** START RECORDS PROVIDED **

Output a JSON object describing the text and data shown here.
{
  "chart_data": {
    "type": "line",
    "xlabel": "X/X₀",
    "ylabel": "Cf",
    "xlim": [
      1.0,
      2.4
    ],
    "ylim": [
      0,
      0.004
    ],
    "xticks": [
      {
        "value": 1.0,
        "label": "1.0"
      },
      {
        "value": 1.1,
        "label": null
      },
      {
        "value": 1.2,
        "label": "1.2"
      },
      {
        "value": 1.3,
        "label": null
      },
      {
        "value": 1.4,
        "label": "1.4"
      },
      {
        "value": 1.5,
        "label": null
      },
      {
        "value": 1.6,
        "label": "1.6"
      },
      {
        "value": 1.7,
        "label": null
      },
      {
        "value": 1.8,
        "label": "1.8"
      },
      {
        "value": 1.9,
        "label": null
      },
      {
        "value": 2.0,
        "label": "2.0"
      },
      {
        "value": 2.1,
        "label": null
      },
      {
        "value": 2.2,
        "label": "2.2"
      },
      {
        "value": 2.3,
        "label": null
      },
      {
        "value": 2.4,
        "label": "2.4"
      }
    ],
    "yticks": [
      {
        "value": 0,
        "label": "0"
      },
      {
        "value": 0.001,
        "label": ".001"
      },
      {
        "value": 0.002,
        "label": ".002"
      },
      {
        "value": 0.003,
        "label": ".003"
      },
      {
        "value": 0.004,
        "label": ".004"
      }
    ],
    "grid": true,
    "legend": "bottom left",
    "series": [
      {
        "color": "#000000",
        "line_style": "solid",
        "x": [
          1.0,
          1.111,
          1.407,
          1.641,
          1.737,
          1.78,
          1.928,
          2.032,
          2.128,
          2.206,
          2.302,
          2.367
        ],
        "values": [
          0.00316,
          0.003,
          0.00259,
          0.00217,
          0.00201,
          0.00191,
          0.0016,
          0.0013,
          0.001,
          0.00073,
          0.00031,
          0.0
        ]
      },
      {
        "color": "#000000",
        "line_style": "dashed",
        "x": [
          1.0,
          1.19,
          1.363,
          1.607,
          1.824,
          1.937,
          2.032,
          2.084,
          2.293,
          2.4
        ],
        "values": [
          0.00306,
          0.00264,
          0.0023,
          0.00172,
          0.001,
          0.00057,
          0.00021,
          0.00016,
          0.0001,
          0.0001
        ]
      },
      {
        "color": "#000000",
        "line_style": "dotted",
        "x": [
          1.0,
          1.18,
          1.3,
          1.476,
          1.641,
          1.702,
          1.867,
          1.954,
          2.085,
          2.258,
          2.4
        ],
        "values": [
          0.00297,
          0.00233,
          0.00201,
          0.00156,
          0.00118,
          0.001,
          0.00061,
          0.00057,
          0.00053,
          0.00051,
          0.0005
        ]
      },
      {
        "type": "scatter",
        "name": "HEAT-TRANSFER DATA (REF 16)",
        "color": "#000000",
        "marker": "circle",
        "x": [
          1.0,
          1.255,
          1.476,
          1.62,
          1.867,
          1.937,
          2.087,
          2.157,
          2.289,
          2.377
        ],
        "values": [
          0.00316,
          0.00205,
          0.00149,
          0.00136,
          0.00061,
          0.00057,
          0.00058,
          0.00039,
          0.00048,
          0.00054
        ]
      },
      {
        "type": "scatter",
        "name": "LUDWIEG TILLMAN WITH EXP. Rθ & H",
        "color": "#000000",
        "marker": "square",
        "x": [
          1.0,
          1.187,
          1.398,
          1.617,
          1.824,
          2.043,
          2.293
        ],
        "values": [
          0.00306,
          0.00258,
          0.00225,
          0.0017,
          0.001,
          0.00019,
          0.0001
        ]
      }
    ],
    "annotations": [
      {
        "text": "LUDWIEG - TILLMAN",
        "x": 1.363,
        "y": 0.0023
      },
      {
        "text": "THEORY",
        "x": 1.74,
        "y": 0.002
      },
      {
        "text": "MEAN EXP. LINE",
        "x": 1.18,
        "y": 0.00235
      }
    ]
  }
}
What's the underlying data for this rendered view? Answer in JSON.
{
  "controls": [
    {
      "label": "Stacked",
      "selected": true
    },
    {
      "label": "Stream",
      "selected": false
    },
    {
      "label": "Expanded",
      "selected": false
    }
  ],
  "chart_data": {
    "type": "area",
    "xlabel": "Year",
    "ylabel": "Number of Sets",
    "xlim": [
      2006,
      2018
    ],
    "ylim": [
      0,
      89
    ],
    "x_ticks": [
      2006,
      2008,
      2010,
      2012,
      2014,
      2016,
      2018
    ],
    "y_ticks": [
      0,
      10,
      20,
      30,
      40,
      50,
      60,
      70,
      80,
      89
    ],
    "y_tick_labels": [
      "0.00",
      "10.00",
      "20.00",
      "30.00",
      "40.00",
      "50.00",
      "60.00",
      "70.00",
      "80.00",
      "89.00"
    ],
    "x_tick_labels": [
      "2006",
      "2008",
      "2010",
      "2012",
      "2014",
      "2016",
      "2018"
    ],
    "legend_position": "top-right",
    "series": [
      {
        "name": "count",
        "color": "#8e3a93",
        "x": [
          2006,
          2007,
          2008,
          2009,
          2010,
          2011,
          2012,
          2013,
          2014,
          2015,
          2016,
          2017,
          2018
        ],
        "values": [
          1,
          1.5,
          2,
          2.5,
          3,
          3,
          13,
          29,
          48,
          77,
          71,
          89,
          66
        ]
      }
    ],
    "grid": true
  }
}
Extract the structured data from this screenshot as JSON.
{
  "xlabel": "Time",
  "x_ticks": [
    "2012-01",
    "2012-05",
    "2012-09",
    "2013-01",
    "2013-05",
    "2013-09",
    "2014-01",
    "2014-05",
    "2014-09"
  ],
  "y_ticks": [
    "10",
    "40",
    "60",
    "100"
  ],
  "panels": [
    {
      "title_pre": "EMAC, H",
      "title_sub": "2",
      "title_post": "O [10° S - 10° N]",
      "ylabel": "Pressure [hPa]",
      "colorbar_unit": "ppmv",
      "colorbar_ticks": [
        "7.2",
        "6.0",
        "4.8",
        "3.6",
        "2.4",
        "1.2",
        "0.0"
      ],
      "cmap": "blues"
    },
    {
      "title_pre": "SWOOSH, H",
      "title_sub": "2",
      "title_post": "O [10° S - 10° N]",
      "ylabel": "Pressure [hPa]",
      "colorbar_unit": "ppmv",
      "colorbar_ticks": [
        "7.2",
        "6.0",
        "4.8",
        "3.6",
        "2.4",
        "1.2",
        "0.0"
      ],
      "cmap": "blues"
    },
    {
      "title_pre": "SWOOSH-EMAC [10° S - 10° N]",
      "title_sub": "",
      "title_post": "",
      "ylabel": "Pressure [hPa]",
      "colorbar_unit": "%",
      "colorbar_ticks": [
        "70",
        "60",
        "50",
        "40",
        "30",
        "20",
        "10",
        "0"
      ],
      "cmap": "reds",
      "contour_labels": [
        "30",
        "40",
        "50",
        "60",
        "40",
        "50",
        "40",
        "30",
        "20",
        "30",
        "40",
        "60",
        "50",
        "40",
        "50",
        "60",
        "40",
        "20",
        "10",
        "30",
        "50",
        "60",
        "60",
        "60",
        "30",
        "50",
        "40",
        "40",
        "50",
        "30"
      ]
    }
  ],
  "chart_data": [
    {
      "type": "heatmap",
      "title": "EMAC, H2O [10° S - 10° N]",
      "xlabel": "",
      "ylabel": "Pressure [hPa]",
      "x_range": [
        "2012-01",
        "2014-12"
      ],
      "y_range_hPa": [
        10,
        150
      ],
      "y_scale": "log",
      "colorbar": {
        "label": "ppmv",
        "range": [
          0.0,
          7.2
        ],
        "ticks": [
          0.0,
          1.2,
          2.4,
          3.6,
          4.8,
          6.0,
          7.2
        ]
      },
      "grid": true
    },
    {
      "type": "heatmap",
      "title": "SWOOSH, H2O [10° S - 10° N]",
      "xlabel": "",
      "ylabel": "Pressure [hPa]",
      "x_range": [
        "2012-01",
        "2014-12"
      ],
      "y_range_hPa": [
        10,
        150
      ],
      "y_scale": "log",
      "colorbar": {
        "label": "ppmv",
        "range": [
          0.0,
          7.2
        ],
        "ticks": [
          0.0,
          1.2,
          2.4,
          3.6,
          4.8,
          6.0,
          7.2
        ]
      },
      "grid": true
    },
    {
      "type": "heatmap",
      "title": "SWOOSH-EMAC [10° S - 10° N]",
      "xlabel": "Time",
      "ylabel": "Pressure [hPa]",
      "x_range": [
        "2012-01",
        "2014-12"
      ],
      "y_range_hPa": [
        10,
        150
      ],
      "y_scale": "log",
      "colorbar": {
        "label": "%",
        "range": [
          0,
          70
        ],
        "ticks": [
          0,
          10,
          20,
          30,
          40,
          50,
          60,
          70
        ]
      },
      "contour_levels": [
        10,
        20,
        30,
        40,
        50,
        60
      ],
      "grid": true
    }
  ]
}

** END RECORDS PROVIDED **

* **YOUR OBJECTIVE**: Look through the listing above. Pick out each line with "TILLMAN" and copy it.

* **TASK ANSWER**:
        "name": "LUDWIEG TILLMAN WITH EXP. Rθ & H",
        "text": "LUDWIEG - TILLMAN",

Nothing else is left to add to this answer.